**WHAT YOU ARE ASKED TO DO**. Of all the lines here, how many include the string "민생경제"? Answer with the number only.
===== DATASET EXTRACT
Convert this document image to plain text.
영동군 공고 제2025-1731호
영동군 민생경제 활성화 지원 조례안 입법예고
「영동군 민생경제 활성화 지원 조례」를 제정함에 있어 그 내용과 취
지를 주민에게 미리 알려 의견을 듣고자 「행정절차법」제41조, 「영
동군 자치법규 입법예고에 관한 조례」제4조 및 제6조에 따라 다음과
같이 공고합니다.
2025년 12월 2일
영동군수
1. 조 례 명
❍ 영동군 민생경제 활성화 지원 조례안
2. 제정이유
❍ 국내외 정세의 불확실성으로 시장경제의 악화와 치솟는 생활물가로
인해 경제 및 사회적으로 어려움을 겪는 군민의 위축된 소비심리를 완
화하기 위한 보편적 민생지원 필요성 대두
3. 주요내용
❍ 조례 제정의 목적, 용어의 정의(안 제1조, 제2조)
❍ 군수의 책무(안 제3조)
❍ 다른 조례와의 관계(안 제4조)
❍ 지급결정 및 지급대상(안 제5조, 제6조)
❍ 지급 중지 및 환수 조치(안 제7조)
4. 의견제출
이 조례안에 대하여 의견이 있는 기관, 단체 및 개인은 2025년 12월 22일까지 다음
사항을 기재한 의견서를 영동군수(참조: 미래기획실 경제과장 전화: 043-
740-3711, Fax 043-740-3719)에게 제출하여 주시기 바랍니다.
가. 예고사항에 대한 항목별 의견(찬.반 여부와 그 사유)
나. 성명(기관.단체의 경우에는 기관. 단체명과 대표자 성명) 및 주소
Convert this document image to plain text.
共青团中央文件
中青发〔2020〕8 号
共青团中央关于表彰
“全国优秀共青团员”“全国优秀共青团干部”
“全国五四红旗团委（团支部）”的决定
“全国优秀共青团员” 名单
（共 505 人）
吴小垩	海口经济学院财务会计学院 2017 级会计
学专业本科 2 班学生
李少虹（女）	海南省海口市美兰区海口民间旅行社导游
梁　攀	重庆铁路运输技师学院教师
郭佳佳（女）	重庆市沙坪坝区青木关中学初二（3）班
==========
**ANSWER BELOW**. 3